* Required task:
Copy out every line that contains the word "option".

(Stored entries)
┄┄┄┄┄┄┄┄┄┄┄┄┄┄┄┄┄┄┄┄
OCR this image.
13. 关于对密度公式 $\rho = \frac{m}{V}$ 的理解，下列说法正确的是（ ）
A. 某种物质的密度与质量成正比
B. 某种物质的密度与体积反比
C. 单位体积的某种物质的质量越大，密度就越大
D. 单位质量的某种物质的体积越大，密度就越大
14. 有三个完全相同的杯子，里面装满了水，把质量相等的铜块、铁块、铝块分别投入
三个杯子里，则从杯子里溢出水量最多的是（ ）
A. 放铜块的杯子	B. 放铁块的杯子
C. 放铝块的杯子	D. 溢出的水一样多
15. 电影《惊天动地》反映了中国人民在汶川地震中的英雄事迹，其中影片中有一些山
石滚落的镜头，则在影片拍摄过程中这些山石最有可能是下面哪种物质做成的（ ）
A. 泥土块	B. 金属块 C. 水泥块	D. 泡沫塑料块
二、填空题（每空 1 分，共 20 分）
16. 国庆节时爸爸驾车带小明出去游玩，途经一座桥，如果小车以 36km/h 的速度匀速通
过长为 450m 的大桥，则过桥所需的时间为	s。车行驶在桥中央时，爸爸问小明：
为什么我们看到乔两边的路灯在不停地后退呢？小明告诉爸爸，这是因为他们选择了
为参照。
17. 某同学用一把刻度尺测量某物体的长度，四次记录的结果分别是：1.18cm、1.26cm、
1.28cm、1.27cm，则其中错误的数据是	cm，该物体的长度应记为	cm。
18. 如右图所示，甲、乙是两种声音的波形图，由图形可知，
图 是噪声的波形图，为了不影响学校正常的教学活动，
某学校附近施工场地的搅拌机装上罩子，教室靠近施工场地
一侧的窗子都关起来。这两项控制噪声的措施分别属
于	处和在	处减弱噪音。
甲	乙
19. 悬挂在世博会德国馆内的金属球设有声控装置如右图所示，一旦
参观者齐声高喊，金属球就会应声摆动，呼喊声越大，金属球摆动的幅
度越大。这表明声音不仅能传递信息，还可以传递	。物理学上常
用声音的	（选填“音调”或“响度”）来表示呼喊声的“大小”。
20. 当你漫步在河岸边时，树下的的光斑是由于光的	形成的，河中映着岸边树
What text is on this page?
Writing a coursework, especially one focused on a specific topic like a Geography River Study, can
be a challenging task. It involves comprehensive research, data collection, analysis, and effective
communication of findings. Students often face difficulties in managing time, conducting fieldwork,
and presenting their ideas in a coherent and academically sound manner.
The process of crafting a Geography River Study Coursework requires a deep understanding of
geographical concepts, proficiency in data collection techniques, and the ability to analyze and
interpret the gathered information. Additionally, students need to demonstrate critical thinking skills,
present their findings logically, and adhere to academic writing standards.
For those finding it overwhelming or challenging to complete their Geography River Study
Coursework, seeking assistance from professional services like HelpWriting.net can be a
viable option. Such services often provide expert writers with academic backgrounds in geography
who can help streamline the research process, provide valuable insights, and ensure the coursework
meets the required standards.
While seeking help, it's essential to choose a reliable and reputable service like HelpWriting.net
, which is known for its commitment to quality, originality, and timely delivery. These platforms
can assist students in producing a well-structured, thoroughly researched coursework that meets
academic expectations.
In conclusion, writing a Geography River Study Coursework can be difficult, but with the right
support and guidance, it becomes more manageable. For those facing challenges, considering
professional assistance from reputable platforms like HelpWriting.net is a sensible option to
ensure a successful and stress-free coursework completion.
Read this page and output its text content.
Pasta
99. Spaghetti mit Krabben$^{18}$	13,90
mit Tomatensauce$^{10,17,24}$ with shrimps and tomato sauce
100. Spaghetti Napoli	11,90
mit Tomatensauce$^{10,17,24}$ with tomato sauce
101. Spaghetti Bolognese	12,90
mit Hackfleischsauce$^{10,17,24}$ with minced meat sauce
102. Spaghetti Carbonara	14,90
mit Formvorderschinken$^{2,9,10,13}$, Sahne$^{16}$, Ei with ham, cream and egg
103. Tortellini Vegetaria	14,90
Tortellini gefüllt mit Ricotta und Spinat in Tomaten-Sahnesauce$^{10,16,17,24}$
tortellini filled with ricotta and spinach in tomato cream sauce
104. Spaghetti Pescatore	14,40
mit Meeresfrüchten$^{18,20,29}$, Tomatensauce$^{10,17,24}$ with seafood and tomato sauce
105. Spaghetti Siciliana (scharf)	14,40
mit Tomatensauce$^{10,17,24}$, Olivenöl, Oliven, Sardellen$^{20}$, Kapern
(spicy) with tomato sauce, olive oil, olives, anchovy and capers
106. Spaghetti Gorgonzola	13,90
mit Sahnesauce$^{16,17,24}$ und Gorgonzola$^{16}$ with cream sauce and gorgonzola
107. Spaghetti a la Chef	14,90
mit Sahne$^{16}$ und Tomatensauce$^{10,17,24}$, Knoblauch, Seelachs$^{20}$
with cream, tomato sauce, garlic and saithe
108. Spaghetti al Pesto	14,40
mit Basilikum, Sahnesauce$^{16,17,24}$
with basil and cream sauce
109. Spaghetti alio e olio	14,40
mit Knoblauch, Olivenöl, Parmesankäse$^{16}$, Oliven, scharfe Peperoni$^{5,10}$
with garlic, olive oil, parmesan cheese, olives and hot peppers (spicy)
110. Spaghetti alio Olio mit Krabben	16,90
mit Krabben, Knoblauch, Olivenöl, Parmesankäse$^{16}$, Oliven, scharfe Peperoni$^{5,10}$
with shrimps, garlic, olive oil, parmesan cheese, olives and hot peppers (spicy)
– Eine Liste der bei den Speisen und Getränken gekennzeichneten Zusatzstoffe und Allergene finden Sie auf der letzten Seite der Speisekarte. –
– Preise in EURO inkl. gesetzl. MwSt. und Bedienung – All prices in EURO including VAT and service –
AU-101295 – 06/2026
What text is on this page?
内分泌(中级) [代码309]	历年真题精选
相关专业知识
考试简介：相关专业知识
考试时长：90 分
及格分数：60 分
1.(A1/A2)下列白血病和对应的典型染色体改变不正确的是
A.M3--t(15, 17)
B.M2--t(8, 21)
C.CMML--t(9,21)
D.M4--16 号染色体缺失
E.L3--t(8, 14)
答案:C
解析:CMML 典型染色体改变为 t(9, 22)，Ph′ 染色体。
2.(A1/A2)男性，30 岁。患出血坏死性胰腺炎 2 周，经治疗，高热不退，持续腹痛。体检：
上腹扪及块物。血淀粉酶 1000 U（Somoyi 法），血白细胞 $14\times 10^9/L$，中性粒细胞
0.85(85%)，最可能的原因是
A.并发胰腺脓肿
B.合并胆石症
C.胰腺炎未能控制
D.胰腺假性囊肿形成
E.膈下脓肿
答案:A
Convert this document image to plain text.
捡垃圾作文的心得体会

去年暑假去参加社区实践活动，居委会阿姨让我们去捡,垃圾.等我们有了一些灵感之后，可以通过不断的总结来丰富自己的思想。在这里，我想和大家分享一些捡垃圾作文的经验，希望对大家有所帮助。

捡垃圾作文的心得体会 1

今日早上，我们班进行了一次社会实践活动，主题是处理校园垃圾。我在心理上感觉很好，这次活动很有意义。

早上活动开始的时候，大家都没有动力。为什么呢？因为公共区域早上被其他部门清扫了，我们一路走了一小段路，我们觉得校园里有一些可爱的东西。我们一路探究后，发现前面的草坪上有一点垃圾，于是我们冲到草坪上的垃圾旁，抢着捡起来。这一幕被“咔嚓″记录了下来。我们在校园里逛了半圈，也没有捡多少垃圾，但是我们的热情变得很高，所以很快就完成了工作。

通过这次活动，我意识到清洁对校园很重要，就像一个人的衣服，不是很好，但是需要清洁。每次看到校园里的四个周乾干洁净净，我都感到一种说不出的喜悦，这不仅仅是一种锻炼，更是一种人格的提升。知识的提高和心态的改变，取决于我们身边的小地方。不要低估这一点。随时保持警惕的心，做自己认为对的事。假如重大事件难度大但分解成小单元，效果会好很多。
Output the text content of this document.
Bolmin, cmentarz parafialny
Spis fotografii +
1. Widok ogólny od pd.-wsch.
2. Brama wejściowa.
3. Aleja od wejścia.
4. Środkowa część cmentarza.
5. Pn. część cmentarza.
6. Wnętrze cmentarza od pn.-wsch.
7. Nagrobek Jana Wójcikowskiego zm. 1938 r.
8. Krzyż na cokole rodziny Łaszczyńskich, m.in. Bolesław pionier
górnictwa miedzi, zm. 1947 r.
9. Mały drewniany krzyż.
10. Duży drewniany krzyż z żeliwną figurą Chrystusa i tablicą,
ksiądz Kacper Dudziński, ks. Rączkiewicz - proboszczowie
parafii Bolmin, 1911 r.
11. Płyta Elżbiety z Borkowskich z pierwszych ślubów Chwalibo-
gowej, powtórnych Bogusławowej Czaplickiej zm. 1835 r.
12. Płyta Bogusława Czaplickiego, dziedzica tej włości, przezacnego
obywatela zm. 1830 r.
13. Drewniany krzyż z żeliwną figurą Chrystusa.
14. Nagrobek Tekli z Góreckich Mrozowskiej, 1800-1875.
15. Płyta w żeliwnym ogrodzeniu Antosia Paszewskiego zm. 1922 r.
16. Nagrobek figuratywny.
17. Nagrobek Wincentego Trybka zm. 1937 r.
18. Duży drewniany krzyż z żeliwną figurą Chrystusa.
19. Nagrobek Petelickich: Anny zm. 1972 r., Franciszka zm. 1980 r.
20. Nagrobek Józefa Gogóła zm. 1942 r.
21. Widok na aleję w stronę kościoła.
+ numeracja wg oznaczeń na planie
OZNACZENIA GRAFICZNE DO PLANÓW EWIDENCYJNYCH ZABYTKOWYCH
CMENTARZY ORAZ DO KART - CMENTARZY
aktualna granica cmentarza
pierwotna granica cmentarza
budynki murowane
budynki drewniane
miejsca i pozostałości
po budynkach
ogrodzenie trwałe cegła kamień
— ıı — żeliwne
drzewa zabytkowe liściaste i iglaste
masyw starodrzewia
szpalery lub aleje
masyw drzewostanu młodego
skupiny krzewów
┄┄┄┄┄┄┄┄┄┄┄┄┄┄┄┄┄┄┄┄
* Solution to the problem:
viable option. Such services often provide expert writers with academic backgrounds in geography
professional assistance from reputable platforms like HelpWriting.net is a sensible option to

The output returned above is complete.